(Stored records)
<<<<
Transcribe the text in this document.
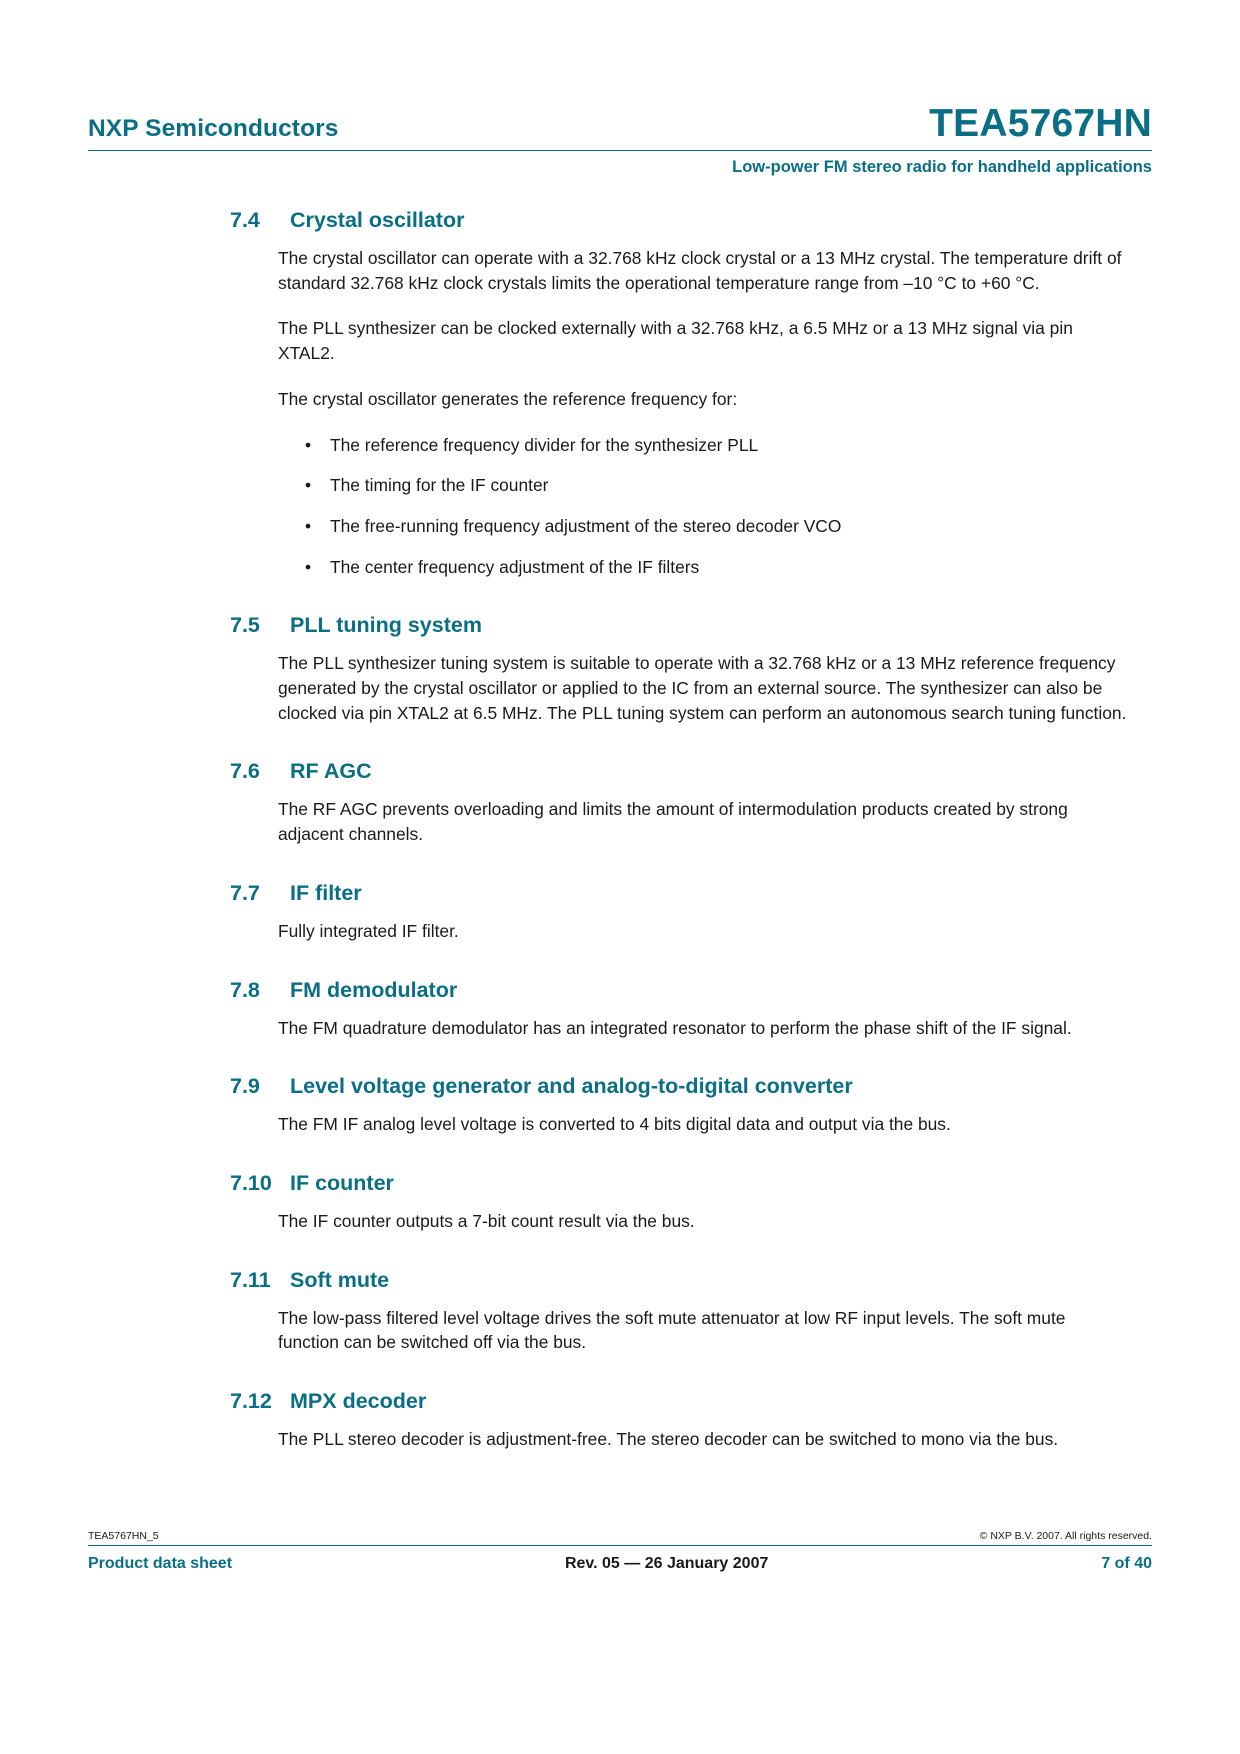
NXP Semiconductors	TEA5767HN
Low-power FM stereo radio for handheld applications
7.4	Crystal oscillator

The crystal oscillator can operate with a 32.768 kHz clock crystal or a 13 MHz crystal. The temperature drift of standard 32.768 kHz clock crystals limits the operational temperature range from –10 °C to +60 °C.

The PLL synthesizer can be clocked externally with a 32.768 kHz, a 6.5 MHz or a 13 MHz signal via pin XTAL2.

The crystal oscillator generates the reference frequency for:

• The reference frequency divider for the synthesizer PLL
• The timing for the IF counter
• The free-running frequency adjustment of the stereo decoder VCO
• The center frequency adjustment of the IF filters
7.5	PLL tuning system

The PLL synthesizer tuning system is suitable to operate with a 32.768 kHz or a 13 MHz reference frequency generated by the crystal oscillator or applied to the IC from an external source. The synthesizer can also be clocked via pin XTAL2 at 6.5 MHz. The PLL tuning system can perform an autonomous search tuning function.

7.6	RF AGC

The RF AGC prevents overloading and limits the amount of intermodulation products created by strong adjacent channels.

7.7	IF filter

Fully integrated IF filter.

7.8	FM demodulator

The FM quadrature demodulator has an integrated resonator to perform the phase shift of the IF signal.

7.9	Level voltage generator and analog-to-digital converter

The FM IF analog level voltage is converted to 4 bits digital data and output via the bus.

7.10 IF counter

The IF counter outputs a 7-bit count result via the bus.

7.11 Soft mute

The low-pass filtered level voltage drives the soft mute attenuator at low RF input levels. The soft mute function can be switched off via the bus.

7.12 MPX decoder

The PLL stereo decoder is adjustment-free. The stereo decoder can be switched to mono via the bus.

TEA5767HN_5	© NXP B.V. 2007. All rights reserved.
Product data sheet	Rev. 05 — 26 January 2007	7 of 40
>>>>
Task to carry out: Scan the material above. Copy each line where "operate" occurs.

Complete output:
The crystal oscillator can operate with a 32.768 kHz clock crystal or a 13 MHz crystal. The temperature drift of standard 32.768 kHz clock crystals limits the operational temperature range from –10 °C to +60 °C.
The PLL synthesizer tuning system is suitable to operate with a 32.768 kHz or a 13 MHz reference frequency generated by the crystal oscillator or applied to the IC from an external source. The synthesizer can also be clocked via pin XTAL2 at 6.5 MHz. The PLL tuning system can perform an autonomous search tuning function.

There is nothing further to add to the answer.